Work to be completed:
Search the records for the string "JSON", then copy each line where it appears.

Extracted entries:
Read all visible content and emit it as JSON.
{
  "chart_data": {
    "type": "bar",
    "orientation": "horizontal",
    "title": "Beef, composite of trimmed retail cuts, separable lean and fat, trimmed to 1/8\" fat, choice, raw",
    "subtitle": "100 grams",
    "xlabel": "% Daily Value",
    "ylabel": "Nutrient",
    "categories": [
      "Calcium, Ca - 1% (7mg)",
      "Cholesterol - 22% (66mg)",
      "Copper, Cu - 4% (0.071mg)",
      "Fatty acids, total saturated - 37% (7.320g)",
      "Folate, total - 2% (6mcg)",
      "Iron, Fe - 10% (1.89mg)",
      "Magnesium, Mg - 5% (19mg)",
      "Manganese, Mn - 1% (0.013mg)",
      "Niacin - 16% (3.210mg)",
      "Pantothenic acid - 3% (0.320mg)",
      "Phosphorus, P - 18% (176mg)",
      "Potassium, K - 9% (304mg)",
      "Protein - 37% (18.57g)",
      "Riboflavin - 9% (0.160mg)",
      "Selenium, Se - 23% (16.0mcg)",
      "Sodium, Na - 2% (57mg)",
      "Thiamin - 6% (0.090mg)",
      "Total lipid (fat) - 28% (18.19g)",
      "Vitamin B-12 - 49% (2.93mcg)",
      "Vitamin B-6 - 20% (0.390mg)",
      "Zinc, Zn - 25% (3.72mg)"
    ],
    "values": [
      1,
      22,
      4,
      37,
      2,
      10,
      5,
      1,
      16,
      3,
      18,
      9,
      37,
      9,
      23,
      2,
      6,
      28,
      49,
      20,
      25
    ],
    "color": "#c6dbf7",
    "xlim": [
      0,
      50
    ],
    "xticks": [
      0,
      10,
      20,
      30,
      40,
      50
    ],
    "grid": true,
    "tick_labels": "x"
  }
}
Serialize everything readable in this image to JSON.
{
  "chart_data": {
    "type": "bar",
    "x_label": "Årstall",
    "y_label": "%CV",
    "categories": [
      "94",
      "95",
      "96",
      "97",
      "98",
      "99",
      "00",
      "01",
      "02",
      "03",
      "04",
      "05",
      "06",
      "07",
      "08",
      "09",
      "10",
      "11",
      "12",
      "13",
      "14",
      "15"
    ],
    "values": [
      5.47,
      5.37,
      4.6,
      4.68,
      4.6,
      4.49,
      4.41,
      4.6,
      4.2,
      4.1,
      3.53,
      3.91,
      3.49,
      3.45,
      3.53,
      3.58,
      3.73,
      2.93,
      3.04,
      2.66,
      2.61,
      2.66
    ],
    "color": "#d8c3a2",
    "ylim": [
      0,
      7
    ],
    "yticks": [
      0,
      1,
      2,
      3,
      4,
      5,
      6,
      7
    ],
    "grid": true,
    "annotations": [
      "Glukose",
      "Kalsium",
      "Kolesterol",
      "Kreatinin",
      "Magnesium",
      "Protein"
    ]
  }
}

Reply to the task:
Read all visible content and emit it as JSON.
Serialize everything readable in this image to JSON.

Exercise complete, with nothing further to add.